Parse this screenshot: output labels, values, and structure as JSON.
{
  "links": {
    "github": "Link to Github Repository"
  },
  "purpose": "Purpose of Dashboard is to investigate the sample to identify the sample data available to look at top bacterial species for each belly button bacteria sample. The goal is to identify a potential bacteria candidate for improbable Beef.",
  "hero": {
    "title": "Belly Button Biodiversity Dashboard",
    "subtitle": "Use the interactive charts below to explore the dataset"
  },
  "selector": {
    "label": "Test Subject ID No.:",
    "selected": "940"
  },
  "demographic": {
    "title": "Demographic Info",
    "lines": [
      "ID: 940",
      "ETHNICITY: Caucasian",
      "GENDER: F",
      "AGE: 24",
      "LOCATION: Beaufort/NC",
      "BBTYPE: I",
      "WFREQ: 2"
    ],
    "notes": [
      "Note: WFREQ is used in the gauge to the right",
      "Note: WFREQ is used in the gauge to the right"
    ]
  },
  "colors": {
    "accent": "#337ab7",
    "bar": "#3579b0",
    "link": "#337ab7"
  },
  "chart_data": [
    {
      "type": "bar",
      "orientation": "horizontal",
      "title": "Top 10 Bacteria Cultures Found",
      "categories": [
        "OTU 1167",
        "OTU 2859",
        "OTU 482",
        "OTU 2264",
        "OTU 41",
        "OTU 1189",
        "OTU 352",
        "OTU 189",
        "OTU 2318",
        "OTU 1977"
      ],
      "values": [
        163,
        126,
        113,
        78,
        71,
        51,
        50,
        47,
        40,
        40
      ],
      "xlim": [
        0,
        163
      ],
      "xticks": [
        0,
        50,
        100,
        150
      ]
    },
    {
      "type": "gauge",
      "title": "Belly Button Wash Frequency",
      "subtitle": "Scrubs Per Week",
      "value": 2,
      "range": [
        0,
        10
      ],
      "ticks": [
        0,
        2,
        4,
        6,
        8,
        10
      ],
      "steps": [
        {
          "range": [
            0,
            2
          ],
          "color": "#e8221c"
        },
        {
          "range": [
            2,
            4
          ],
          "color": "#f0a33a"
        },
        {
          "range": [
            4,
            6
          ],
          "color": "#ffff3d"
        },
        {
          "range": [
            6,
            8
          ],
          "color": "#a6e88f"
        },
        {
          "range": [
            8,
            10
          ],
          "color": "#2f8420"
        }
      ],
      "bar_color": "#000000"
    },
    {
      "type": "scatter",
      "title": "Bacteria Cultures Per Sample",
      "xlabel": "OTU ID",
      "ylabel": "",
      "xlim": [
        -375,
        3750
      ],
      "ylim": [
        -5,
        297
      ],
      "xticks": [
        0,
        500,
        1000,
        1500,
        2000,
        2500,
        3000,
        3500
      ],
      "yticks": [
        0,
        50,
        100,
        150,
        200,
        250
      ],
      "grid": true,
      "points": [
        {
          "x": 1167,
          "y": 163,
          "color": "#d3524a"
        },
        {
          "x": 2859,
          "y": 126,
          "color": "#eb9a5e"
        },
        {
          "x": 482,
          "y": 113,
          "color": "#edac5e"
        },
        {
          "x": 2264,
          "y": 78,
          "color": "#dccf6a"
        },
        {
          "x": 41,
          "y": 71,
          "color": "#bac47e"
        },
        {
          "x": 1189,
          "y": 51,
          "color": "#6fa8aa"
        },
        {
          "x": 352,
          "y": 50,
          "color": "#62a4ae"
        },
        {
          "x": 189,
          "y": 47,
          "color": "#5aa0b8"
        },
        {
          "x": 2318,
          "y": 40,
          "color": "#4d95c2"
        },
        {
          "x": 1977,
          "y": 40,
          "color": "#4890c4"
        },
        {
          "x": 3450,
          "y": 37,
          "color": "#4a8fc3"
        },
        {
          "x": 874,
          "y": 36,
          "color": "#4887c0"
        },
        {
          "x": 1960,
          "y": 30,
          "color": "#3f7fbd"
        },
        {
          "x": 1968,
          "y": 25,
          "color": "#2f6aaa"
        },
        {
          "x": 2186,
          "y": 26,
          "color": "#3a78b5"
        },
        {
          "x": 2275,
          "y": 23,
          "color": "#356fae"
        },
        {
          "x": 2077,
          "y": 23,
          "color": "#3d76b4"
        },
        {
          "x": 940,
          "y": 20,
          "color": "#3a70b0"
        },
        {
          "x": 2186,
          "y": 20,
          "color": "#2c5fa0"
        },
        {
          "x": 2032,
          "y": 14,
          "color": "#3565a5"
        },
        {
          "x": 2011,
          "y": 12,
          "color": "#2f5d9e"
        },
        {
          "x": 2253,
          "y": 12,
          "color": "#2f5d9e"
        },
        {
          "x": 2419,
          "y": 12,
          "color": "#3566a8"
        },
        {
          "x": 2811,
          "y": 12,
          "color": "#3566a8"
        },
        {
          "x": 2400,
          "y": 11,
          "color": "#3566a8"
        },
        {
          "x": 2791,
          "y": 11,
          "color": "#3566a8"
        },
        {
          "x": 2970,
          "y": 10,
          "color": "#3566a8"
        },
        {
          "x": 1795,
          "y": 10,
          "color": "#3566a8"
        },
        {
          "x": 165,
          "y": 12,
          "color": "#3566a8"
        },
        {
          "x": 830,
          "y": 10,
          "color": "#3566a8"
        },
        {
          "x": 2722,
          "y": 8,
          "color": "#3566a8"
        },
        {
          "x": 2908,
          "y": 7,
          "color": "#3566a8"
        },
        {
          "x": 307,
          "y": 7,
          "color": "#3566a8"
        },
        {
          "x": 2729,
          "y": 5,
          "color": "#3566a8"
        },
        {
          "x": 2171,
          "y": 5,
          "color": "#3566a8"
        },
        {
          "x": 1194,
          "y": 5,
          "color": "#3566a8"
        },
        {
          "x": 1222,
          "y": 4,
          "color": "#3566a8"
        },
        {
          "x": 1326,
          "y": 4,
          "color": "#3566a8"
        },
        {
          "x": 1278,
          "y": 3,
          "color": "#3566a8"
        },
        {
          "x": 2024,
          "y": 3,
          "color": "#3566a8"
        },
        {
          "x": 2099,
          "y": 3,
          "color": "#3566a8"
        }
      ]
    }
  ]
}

^^^^

### Activity
Retype the entire listing exactly.

### Answer to the problem
Parse this screenshot: output labels, values, and structure as JSON.
{
  "links": {
    "github": "Link to Github Repository"
  },
  "purpose": "Purpose of Dashboard is to investigate the sample to identify the sample data available to look at top bacterial species for each belly button bacteria sample. The goal is to identify a potential bacteria candidate for improbable Beef.",
  "hero": {
    "title": "Belly Button Biodiversity Dashboard",
    "subtitle": "Use the interactive charts below to explore the dataset"
  },
  "selector": {
    "label": "Test Subject ID No.:",
    "selected": "940"
  },
  "demographic": {
    "title": "Demographic Info",
    "lines": [
      "ID: 940",
      "ETHNICITY: Caucasian",
      "GENDER: F",
      "AGE: 24",
      "LOCATION: Beaufort/NC",
      "BBTYPE: I",
      "WFREQ: 2"
    ],
    "notes": [
      "Note: WFREQ is used in the gauge to the right",
      "Note: WFREQ is used in the gauge to the right"
    ]
  },
  "colors": {
    "accent": "#337ab7",
    "bar": "#3579b0",
    "link": "#337ab7"
  },
  "chart_data": [
    {
      "type": "bar",
      "orientation": "horizontal",
      "title": "Top 10 Bacteria Cultures Found",
      "categories": [
        "OTU 1167",
        "OTU 2859",
        "OTU 482",
        "OTU 2264",
        "OTU 41",
        "OTU 1189",
        "OTU 352",
        "OTU 189",
        "OTU 2318",
        "OTU 1977"
      ],
      "values": [
        163,
        126,
        113,
        78,
        71,
        51,
        50,
        47,
        40,
        40
      ],
      "xlim": [
        0,
        163
      ],
      "xticks": [
        0,
        50,
        100,
        150
      ]
    },
    {
      "type": "gauge",
      "title": "Belly Button Wash Frequency",
      "subtitle": "Scrubs Per Week",
      "value": 2,
      "range": [
        0,
        10
      ],
      "ticks": [
        0,
        2,
        4,
        6,
        8,
        10
      ],
      "steps": [
        {
          "range": [
            0,
            2
          ],
          "color": "#e8221c"
        },
        {
          "range": [
            2,
            4
          ],
          "color": "#f0a33a"
        },
        {
          "range": [
            4,
            6
          ],
          "color": "#ffff3d"
        },
        {
          "range": [
            6,
            8
          ],
          "color": "#a6e88f"
        },
        {
          "range": [
            8,
            10
          ],
          "color": "#2f8420"
        }
      ],
      "bar_color": "#000000"
    },
    {
      "type": "scatter",
      "title": "Bacteria Cultures Per Sample",
      "xlabel": "OTU ID",
      "ylabel": "",
      "xlim": [
        -375,
        3750
      ],
      "ylim": [
        -5,
        297
      ],
      "xticks": [
        0,
        500,
        1000,
        1500,
        2000,
        2500,
        3000,
        3500
      ],
      "yticks": [
        0,
        50,
        100,
        150,
        200,
        250
      ],
      "grid": true,
      "points": [
        {
          "x": 1167,
          "y": 163,
          "color": "#d3524a"
        },
        {
          "x": 2859,
          "y": 126,
          "color": "#eb9a5e"
        },
        {
          "x": 482,
          "y": 113,
          "color": "#edac5e"
        },
        {
          "x": 2264,
          "y": 78,
          "color": "#dccf6a"
        },
        {
          "x": 41,
          "y": 71,
          "color": "#bac47e"
        },
        {
          "x": 1189,
          "y": 51,
          "color": "#6fa8aa"
        },
        {
          "x": 352,
          "y": 50,
          "color": "#62a4ae"
        },
        {
          "x": 189,
          "y": 47,
          "color": "#5aa0b8"
        },
        {
          "x": 2318,
          "y": 40,
          "color": "#4d95c2"
        },
        {
          "x": 1977,
          "y": 40,
          "color": "#4890c4"
        },
        {
          "x": 3450,
          "y": 37,
          "color": "#4a8fc3"
        },
        {
          "x": 874,
          "y": 36,
          "color": "#4887c0"
        },
        {
          "x": 1960,
          "y": 30,
          "color": "#3f7fbd"
        },
        {
          "x": 1968,
          "y": 25,
          "color": "#2f6aaa"
        },
        {
          "x": 2186,
          "y": 26,
          "color": "#3a78b5"
        },
        {
          "x": 2275,
          "y": 23,
          "color": "#356fae"
        },
        {
          "x": 2077,
          "y": 23,
          "color": "#3d76b4"
        },
        {
          "x": 940,
          "y": 20,
          "color": "#3a70b0"
        },
        {
          "x": 2186,
          "y": 20,
          "color": "#2c5fa0"
        },
        {
          "x": 2032,
          "y": 14,
          "color": "#3565a5"
        },
        {
          "x": 2011,
          "y": 12,
          "color": "#2f5d9e"
        },
        {
          "x": 2253,
          "y": 12,
          "color": "#2f5d9e"
        },
        {
          "x": 2419,
          "y": 12,
          "color": "#3566a8"
        },
        {
          "x": 2811,
          "y": 12,
          "color": "#3566a8"
        },
        {
          "x": 2400,
          "y": 11,
          "color": "#3566a8"
        },
        {
          "x": 2791,
          "y": 11,
          "color": "#3566a8"
        },
        {
          "x": 2970,
          "y": 10,
          "color": "#3566a8"
        },
        {
          "x": 1795,
          "y": 10,
          "color": "#3566a8"
        },
        {
          "x": 165,
          "y": 12,
          "color": "#3566a8"
        },
        {
          "x": 830,
          "y": 10,
          "color": "#3566a8"
        },
        {
          "x": 2722,
          "y": 8,
          "color": "#3566a8"
        },
        {
          "x": 2908,
          "y": 7,
          "color": "#3566a8"
        },
        {
          "x": 307,
          "y": 7,
          "color": "#3566a8"
        },
        {
          "x": 2729,
          "y": 5,
          "color": "#3566a8"
        },
        {
          "x": 2171,
          "y": 5,
          "color": "#3566a8"
        },
        {
          "x": 1194,
          "y": 5,
          "color": "#3566a8"
        },
        {
          "x": 1222,
          "y": 4,
          "color": "#3566a8"
        },
        {
          "x": 1326,
          "y": 4,
          "color": "#3566a8"
        },
        {
          "x": 1278,
          "y": 3,
          "color": "#3566a8"
        },
        {
          "x": 2024,
          "y": 3,
          "color": "#3566a8"
        },
        {
          "x": 2099,
          "y": 3,
          "color": "#3566a8"
        }
      ]
    }
  ]
}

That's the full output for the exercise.